> _LISTING_

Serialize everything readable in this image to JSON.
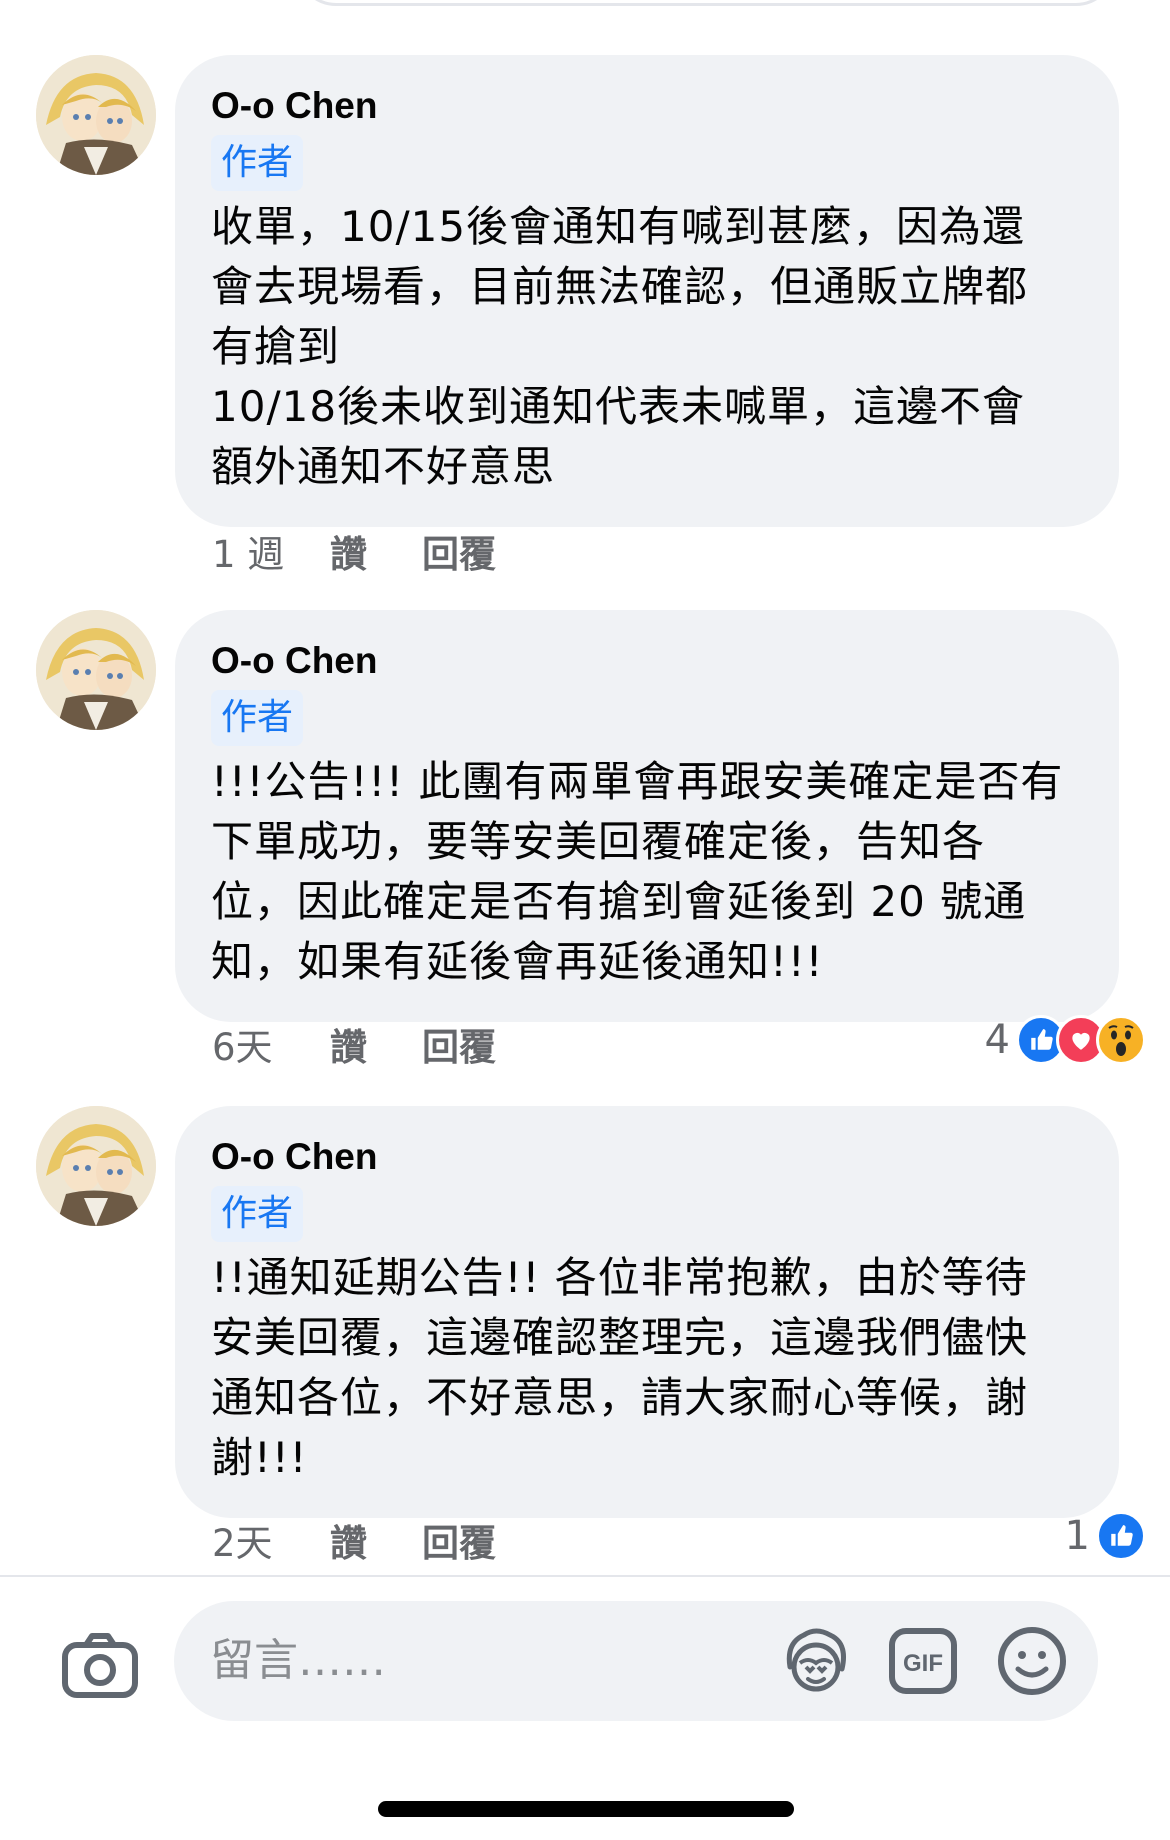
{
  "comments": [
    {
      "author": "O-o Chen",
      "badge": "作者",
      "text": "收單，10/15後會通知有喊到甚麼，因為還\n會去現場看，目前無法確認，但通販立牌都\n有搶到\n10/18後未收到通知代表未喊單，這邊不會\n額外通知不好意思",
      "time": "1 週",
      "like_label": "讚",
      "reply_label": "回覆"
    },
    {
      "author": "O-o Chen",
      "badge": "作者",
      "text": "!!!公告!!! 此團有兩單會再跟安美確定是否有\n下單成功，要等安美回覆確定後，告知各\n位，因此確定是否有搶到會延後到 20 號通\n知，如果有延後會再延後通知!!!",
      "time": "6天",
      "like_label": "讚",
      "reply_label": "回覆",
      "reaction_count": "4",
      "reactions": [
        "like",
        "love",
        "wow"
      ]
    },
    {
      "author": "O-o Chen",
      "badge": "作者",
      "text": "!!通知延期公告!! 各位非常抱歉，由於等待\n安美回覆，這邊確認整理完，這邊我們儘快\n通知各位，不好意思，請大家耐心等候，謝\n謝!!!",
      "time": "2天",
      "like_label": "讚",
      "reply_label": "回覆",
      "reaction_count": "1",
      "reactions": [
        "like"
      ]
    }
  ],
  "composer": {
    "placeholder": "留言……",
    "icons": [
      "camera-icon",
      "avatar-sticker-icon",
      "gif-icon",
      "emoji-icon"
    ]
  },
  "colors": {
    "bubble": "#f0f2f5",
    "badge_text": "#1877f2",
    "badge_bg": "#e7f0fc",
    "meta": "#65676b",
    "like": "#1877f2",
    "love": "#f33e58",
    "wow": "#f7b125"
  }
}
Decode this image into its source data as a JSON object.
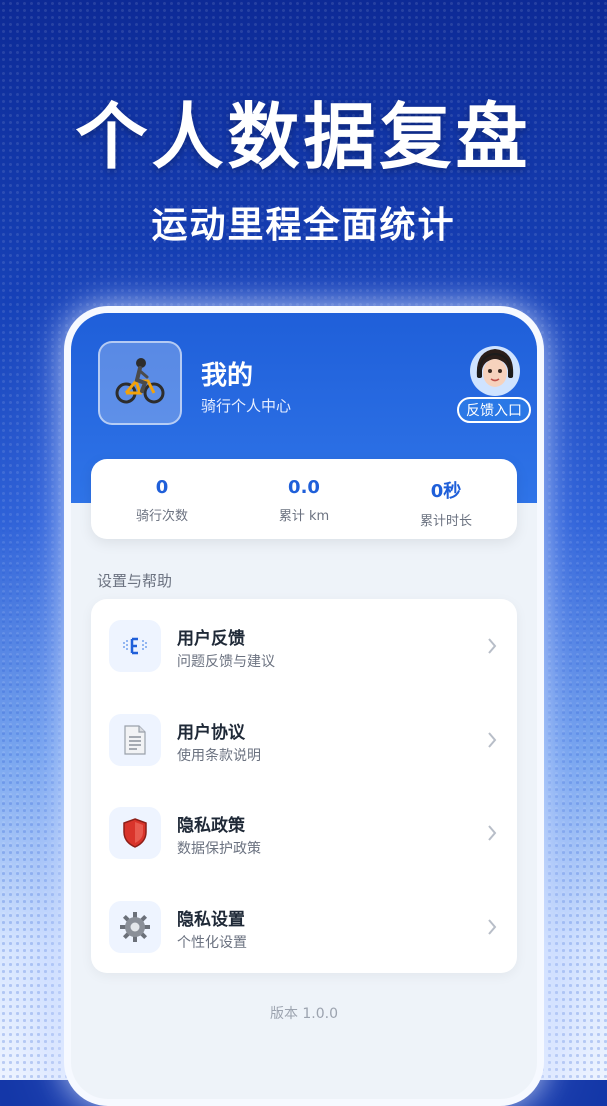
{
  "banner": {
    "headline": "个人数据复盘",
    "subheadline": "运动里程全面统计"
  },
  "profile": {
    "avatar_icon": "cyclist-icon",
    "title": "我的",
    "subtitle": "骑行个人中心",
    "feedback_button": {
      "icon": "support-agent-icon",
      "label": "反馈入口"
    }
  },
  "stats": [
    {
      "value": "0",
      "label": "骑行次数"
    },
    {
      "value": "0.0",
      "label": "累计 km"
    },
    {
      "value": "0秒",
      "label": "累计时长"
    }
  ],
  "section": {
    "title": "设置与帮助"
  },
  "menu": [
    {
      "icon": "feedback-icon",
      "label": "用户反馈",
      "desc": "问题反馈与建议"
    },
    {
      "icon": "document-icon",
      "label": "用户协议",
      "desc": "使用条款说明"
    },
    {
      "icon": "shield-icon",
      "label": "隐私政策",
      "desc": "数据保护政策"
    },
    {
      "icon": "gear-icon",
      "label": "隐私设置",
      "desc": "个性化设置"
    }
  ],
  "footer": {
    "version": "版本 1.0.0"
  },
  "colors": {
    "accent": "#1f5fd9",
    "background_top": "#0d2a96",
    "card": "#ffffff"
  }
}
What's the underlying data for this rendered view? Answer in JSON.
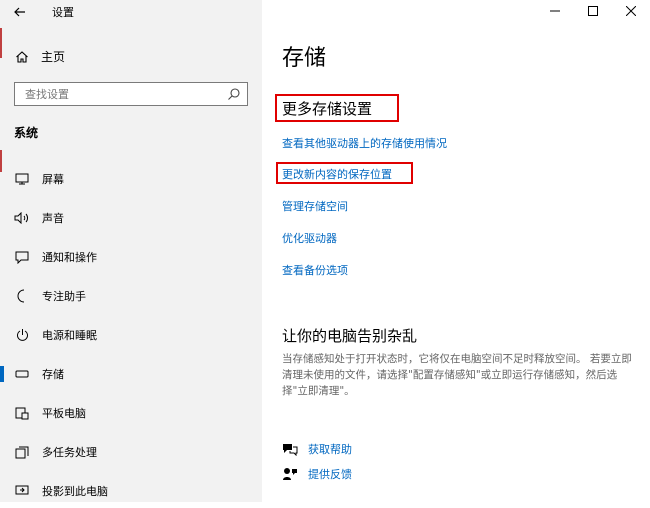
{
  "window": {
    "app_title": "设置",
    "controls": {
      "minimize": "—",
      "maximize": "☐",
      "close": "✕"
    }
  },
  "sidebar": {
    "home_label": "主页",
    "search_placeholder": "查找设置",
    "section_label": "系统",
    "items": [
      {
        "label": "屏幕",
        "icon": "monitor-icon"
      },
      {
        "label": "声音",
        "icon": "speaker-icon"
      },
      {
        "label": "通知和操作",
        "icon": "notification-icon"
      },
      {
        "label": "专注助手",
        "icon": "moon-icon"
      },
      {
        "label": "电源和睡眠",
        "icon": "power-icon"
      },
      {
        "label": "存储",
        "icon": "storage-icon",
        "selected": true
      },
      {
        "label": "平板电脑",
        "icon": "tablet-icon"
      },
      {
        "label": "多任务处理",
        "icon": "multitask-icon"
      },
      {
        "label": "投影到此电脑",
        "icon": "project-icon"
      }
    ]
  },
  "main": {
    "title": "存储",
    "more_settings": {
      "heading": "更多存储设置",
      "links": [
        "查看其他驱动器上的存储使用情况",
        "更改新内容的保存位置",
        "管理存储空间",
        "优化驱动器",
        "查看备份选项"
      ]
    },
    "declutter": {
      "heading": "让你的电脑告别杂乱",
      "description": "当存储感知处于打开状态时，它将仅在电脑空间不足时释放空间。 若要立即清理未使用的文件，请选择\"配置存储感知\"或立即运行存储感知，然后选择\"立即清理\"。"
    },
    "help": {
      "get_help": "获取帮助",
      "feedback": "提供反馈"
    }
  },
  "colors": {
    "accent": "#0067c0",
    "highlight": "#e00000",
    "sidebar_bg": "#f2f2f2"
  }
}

> _WORK TO BE COMPLETED_
Select, from the listing, all lines that include the word "JSON".

> _RESPONSE TO THIS EXERCISE_
Serialize everything readable in this image to JSON.
Decode this image into its source data as a JSON object.
What's the underlying data for this rendered view? Answer in JSON.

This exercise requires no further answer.